Do this
Count lines with "title" in them. Report only the total.
--- start ---
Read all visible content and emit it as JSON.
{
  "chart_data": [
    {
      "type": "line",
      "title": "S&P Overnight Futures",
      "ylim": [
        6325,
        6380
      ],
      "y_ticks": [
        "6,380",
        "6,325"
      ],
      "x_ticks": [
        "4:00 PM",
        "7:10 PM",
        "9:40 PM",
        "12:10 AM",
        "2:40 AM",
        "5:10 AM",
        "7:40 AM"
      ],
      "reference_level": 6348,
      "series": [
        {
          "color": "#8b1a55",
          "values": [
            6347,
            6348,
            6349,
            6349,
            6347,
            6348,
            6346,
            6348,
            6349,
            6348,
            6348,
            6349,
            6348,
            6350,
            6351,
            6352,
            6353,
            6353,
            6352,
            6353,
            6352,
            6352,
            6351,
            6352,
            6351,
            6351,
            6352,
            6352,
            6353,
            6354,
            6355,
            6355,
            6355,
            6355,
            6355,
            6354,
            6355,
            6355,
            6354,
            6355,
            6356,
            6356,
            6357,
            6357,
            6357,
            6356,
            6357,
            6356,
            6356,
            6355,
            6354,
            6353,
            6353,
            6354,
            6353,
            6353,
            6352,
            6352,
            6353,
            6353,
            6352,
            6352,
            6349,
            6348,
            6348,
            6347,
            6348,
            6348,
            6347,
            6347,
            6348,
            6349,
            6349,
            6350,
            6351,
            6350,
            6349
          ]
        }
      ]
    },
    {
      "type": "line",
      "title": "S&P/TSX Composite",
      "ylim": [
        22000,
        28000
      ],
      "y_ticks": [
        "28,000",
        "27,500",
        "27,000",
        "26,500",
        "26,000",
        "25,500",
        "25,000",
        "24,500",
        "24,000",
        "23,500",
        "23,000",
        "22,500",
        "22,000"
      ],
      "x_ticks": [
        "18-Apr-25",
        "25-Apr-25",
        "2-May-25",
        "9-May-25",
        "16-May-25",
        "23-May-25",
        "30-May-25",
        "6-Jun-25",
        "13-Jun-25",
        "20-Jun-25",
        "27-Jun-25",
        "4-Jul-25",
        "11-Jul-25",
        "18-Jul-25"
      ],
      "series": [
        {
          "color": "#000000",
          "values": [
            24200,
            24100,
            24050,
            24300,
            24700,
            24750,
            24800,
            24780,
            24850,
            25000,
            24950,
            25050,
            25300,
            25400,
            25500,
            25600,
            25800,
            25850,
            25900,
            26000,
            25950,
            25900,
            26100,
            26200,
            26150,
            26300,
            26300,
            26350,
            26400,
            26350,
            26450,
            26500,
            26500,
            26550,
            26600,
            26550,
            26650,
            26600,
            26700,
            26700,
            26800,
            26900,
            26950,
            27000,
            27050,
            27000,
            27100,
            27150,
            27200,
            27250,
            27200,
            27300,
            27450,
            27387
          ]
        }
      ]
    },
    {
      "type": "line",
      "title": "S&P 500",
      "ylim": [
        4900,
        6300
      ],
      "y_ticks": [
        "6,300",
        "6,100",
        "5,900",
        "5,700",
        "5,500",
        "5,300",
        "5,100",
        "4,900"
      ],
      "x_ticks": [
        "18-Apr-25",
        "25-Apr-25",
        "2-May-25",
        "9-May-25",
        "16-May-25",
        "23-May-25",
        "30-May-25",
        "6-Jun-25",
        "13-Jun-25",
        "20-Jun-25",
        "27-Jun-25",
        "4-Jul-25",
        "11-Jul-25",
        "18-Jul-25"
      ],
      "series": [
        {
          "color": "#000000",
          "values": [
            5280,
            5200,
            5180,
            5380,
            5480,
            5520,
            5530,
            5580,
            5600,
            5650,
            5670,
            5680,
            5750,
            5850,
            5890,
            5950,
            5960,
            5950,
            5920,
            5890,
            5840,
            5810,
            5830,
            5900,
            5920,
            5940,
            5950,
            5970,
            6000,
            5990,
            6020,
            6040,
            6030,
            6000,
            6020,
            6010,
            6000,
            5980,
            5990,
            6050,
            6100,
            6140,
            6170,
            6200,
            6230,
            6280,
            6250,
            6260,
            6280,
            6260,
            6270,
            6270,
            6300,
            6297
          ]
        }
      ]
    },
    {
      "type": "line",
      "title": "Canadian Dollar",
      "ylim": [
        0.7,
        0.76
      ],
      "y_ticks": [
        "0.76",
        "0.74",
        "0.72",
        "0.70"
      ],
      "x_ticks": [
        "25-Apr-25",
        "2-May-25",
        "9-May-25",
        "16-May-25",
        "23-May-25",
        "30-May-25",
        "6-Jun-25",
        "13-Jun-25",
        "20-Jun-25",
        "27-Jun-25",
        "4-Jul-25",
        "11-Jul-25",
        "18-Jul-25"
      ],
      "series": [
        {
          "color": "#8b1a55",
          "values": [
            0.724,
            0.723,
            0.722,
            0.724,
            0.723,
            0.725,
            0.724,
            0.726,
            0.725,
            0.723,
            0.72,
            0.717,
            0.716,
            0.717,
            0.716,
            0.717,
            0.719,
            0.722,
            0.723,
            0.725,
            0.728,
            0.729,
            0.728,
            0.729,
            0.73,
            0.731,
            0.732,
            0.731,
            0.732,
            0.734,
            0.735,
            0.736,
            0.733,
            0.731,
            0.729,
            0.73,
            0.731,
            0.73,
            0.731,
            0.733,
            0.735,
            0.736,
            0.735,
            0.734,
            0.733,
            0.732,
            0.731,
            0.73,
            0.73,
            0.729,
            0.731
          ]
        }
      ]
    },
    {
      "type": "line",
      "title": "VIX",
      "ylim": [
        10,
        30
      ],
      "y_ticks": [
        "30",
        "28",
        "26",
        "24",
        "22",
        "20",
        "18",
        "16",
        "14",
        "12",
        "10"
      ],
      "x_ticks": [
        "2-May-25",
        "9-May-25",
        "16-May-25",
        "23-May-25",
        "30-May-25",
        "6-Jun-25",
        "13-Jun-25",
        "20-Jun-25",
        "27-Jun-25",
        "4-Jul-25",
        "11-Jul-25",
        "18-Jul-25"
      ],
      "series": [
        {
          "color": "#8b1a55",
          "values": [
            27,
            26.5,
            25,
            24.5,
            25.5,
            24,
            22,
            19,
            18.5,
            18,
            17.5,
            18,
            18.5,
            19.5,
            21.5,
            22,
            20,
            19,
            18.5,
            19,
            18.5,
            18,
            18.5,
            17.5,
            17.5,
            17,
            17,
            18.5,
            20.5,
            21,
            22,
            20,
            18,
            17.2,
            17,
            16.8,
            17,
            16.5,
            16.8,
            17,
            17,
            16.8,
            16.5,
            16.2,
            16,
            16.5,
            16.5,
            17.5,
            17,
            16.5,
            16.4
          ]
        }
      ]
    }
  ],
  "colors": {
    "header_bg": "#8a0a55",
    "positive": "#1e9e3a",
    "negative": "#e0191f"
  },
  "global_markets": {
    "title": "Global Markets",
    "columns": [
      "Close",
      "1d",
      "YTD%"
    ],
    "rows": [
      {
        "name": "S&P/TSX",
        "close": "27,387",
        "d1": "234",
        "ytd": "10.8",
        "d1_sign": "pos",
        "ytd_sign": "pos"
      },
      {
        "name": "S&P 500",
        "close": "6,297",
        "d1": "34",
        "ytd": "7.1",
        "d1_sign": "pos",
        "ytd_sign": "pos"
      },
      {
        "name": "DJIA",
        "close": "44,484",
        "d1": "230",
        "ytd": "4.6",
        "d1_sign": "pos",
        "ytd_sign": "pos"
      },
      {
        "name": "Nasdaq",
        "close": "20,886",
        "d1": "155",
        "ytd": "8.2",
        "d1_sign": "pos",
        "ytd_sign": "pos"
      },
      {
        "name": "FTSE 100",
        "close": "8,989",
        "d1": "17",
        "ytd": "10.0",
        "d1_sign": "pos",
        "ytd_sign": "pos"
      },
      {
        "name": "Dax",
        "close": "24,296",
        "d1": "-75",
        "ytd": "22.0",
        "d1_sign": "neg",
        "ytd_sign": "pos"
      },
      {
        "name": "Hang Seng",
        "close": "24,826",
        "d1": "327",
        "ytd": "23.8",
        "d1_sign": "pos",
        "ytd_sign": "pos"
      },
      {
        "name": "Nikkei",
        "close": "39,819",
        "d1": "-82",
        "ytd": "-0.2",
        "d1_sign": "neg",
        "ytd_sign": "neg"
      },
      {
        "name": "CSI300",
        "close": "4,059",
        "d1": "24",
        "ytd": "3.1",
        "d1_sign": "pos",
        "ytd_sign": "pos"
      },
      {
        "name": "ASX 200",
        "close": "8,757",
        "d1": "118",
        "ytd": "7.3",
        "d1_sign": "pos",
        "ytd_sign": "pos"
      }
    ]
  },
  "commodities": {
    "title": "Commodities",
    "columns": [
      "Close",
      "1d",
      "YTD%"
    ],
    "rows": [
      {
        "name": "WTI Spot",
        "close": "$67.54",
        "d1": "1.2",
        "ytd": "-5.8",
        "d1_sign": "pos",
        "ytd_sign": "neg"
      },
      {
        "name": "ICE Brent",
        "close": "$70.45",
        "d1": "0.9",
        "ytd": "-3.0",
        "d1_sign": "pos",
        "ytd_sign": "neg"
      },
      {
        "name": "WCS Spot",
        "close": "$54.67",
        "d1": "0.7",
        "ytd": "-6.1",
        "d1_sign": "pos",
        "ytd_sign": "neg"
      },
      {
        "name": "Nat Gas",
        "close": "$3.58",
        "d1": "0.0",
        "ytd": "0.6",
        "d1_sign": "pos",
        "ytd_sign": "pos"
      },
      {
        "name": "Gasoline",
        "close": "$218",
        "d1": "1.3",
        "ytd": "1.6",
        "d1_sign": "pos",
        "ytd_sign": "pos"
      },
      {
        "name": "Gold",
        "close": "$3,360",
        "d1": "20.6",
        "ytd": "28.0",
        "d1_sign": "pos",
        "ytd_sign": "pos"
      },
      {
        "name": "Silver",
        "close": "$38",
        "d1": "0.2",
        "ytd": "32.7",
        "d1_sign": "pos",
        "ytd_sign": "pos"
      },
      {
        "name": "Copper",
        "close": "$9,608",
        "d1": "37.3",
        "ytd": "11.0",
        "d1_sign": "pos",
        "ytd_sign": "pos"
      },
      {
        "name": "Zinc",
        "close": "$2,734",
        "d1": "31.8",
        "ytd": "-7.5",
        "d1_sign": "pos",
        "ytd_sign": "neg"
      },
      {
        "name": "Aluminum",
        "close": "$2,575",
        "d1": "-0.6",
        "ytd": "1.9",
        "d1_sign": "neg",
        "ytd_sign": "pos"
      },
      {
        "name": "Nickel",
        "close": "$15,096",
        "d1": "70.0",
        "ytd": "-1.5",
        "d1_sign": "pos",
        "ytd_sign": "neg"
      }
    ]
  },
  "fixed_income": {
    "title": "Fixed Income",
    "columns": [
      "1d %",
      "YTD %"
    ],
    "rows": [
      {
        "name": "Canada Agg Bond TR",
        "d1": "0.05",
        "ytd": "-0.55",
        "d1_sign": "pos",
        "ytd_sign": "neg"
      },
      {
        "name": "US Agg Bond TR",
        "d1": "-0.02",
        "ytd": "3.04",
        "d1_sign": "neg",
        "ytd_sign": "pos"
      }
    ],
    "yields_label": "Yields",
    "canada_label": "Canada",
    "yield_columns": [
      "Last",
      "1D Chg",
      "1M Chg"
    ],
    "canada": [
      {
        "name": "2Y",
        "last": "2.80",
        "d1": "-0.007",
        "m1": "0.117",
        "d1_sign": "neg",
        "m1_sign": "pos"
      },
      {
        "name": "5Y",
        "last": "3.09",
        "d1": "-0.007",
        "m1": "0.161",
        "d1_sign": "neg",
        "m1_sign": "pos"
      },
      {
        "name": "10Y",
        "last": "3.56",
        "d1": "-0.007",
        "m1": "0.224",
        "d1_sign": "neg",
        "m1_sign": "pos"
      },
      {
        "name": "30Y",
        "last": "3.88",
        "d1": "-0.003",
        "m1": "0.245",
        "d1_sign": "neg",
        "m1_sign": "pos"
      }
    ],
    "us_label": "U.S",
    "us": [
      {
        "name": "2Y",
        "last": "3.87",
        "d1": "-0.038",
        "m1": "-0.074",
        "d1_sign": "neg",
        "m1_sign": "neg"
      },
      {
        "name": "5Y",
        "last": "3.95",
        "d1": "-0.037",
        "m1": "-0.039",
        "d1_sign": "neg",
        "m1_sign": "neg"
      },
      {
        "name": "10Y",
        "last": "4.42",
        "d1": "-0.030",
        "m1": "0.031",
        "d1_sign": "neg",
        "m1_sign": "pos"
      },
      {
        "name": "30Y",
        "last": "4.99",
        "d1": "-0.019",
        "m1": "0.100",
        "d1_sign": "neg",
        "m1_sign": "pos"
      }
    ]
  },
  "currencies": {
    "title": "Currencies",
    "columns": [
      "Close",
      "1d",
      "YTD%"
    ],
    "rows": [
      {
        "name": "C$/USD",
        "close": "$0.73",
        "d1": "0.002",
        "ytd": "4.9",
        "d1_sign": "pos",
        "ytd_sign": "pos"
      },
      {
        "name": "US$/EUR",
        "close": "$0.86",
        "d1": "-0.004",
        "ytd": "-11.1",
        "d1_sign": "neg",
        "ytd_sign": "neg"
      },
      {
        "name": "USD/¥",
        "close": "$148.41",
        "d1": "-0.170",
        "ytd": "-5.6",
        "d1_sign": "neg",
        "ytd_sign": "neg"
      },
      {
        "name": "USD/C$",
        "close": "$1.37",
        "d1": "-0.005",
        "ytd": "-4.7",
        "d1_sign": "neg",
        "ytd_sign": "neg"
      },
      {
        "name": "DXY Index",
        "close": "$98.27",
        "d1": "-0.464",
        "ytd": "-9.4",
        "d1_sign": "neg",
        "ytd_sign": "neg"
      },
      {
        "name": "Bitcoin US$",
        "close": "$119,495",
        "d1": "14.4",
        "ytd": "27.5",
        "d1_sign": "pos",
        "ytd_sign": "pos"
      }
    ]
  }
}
--- end ---
Solution to the problem
9